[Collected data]
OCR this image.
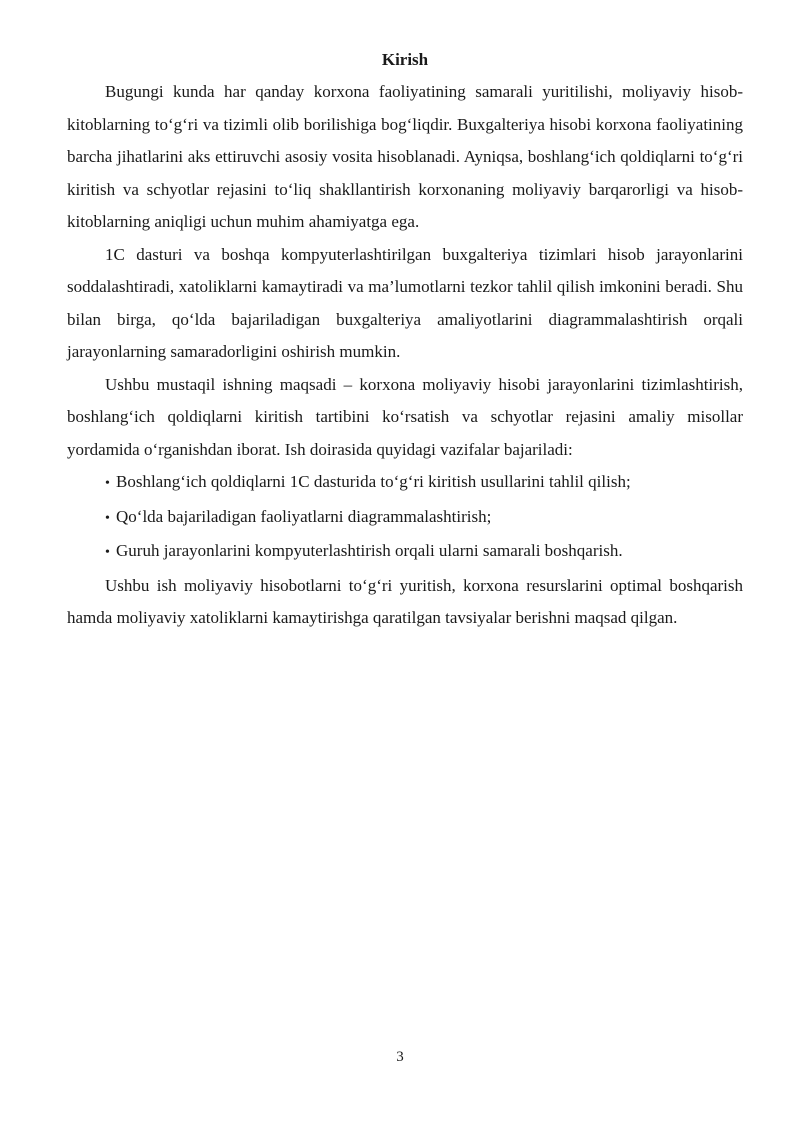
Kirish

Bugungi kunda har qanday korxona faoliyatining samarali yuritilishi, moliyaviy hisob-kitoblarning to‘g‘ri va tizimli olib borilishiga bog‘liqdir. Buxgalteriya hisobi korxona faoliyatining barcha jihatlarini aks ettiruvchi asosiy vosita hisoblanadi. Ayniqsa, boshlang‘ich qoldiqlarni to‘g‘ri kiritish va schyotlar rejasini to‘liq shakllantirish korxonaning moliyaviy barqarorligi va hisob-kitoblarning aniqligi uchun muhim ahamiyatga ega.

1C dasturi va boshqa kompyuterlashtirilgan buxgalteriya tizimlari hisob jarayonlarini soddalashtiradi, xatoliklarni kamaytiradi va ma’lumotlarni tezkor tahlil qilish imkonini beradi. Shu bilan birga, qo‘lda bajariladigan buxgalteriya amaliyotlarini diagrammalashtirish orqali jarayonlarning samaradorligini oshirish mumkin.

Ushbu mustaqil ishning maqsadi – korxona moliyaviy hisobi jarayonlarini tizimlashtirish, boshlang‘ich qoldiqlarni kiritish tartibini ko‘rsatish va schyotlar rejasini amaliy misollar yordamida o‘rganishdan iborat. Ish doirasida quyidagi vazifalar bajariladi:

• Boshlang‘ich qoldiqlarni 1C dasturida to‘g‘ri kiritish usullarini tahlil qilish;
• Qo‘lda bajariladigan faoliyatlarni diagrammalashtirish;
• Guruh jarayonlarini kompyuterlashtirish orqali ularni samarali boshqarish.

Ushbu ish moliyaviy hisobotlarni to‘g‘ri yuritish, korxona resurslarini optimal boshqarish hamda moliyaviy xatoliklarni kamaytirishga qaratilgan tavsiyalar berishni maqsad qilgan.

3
==
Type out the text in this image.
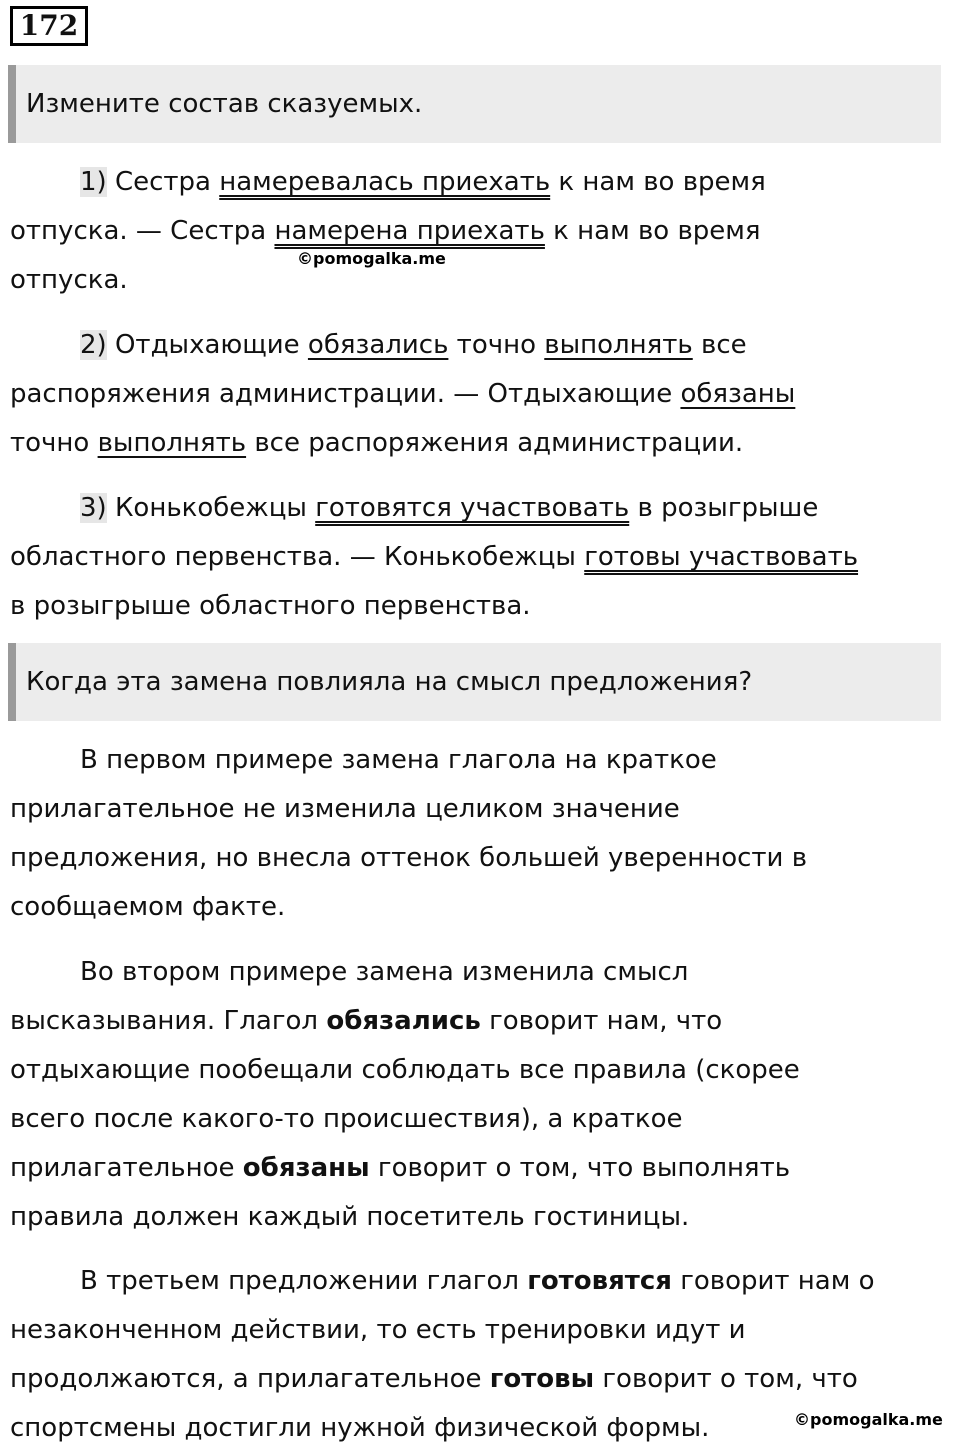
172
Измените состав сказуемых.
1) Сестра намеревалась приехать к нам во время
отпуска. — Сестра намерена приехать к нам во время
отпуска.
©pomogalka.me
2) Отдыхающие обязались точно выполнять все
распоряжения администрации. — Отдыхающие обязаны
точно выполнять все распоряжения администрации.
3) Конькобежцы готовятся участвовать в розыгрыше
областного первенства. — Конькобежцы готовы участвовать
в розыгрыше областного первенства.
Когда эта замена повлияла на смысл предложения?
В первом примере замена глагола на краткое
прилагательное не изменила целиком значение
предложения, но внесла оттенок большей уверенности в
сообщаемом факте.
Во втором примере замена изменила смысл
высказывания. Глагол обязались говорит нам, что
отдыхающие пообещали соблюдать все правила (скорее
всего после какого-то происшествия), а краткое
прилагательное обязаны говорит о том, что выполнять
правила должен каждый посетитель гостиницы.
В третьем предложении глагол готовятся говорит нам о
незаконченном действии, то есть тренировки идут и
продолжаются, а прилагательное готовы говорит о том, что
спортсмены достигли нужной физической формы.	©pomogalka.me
---
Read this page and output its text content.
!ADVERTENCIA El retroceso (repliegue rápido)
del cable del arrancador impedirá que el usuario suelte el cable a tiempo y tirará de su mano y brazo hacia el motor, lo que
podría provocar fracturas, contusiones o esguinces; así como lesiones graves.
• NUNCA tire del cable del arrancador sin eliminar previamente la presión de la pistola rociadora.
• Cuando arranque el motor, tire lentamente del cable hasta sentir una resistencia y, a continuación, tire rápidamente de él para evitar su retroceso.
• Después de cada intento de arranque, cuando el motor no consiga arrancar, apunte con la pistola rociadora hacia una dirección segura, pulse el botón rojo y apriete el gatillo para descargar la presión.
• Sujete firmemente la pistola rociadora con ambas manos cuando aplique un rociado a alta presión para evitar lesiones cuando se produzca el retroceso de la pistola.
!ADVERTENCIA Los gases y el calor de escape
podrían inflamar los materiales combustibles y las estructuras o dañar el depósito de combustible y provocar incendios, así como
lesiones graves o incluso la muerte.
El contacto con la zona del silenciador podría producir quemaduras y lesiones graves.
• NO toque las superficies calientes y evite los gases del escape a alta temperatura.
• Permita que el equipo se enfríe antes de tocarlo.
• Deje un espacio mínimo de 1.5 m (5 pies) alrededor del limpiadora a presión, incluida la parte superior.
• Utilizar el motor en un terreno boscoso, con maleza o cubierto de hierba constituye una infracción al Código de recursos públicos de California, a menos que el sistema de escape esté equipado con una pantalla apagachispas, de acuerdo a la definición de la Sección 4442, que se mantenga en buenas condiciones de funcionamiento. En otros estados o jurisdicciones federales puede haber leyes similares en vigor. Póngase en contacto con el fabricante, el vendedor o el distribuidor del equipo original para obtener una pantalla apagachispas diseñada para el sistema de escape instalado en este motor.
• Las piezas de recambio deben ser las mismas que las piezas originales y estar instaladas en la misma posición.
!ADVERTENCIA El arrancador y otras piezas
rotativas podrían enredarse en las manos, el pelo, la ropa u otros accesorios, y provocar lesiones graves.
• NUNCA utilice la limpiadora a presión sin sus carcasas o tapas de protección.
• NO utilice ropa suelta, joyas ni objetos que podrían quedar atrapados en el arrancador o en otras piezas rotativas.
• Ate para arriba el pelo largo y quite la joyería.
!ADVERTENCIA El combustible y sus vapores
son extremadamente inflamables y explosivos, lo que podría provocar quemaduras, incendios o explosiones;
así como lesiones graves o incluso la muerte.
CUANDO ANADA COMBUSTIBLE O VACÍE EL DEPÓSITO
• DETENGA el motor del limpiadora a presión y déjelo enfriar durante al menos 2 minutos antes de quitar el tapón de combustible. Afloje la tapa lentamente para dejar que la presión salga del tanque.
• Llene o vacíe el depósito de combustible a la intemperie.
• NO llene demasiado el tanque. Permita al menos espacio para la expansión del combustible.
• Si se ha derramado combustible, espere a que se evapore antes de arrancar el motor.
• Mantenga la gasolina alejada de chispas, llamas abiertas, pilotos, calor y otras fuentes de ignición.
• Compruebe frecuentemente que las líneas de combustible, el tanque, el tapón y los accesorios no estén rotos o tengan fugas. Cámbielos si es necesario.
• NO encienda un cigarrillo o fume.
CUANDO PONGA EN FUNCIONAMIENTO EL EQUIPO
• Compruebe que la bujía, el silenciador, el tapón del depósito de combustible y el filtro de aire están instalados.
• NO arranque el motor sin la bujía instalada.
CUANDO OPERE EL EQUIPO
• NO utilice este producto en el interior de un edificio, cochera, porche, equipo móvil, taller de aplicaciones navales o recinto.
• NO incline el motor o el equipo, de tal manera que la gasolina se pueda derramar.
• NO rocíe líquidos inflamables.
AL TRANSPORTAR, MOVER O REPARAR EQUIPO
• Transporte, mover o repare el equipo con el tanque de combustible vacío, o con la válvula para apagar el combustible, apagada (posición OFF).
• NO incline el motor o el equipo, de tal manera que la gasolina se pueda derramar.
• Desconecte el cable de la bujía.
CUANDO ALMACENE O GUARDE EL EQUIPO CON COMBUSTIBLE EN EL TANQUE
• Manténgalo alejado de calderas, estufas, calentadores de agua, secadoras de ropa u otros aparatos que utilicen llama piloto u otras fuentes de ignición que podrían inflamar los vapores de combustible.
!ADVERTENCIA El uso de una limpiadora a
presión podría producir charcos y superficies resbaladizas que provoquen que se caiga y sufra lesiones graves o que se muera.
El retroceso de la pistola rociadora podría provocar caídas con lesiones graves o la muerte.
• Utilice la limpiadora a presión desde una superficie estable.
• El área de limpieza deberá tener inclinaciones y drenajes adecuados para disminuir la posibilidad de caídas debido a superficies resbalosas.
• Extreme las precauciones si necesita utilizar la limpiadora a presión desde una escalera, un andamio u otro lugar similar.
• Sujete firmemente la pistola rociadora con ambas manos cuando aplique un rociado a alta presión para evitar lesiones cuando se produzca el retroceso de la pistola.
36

* _WHAT YOU ARE ASKED TO DO_
For each line in the data above that contains the string "moliyaviy", extract the line.

* _FINISHED ANSWER_
Bugungi kunda har qanday korxona faoliyatining samarali yuritilishi, moliyaviy hisob-kitoblarning to‘g‘ri va tizimli olib borilishiga bog‘liqdir. Buxgalteriya hisobi korxona faoliyatining barcha jihatlarini aks ettiruvchi asosiy vosita hisoblanadi. Ayniqsa, boshlang‘ich qoldiqlarni to‘g‘ri kiritish va schyotlar rejasini to‘liq shakllantirish korxonaning moliyaviy barqarorligi va hisob-kitoblarning aniqligi uchun muhim ahamiyatga ega.
Ushbu mustaqil ishning maqsadi – korxona moliyaviy hisobi jarayonlarini tizimlashtirish, boshlang‘ich qoldiqlarni kiritish tartibini ko‘rsatish va schyotlar rejasini amaliy misollar yordamida o‘rganishdan iborat. Ish doirasida quyidagi vazifalar bajariladi:
Ushbu ish moliyaviy hisobotlarni to‘g‘ri yuritish, korxona resurslarini optimal boshqarish hamda moliyaviy xatoliklarni kamaytirishga qaratilgan tavsiyalar berishni maqsad qilgan.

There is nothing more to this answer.